> _What is being asked_
Your task is to copy each line that has the word "Decade".

[Dataset entries on figures]
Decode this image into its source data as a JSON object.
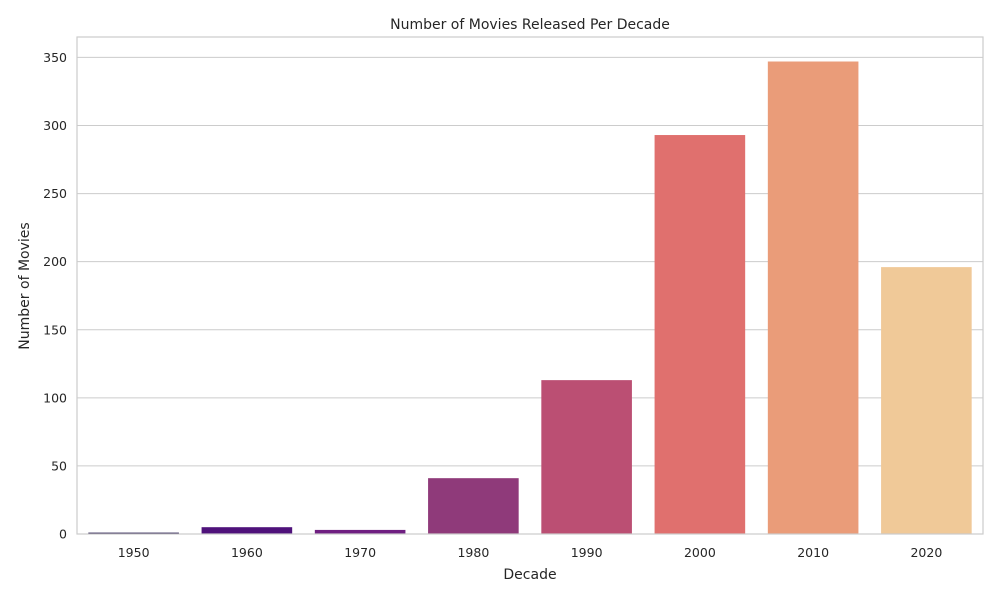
{
  "chart_data": {
    "type": "bar",
    "title": "Number of Movies Released Per Decade",
    "xlabel": "Decade",
    "ylabel": "Number of Movies",
    "categories": [
      "1950",
      "1960",
      "1970",
      "1980",
      "1990",
      "2000",
      "2010",
      "2020"
    ],
    "values": [
      1,
      5,
      3,
      41,
      113,
      293,
      347,
      196
    ],
    "colors": [
      "#1c1044",
      "#4f127b",
      "#6f1f81",
      "#8f3a7a",
      "#bb4f73",
      "#e0706e",
      "#ea9c79",
      "#f0c998"
    ],
    "ylim": [
      0,
      365
    ],
    "yticks": [
      0,
      50,
      100,
      150,
      200,
      250,
      300,
      350
    ],
    "grid": true,
    "legend": "none"
  }
}
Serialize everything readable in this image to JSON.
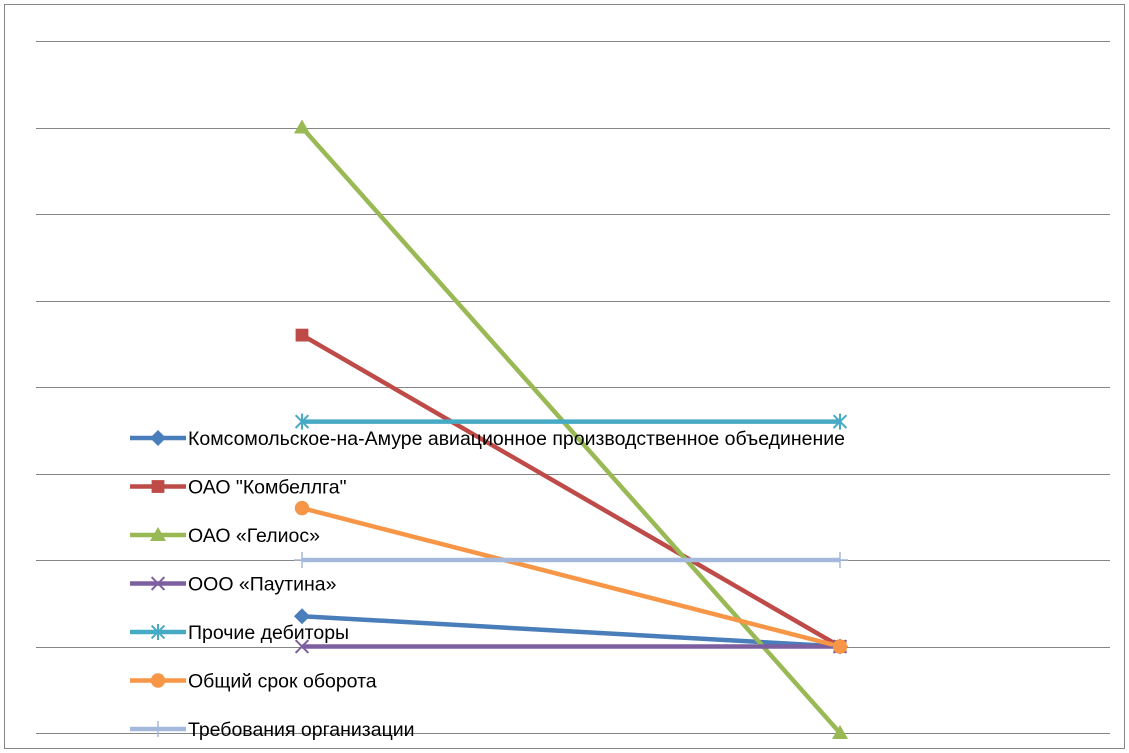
{
  "chart_data": {
    "type": "line",
    "title": "",
    "xlabel": "",
    "ylabel": "",
    "x": [
      "",
      ""
    ],
    "ylim": [
      0,
      8
    ],
    "grid": true,
    "legend": "bottom-left",
    "series": [
      {
        "name": "Комсомольское-на-Амуре авиационное производственное объединение",
        "values": [
          1.35,
          1.0
        ],
        "color": "#4a7ebb",
        "marker": "diamond"
      },
      {
        "name": "ОАО \"Комбеллга\"",
        "values": [
          4.6,
          1.0
        ],
        "color": "#be4b48",
        "marker": "square"
      },
      {
        "name": "ОАО «Гелиос»",
        "values": [
          7.0,
          0.0
        ],
        "color": "#98b954",
        "marker": "triangle"
      },
      {
        "name": "ООО «Паутина»",
        "values": [
          1.0,
          1.0
        ],
        "color": "#7d5fa0",
        "marker": "x"
      },
      {
        "name": "Прочие дебиторы",
        "values": [
          3.6,
          3.6
        ],
        "color": "#46aac5",
        "marker": "asterisk"
      },
      {
        "name": "Общий срок оборота",
        "values": [
          2.6,
          1.0
        ],
        "color": "#f79646",
        "marker": "circle"
      },
      {
        "name": "Требования организации",
        "values": [
          2.0,
          2.0
        ],
        "color": "#a5b9dc",
        "marker": "plus"
      }
    ]
  }
}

> _Answer_
    "title": "Number of Movies Released Per Decade",
    "xlabel": "Decade",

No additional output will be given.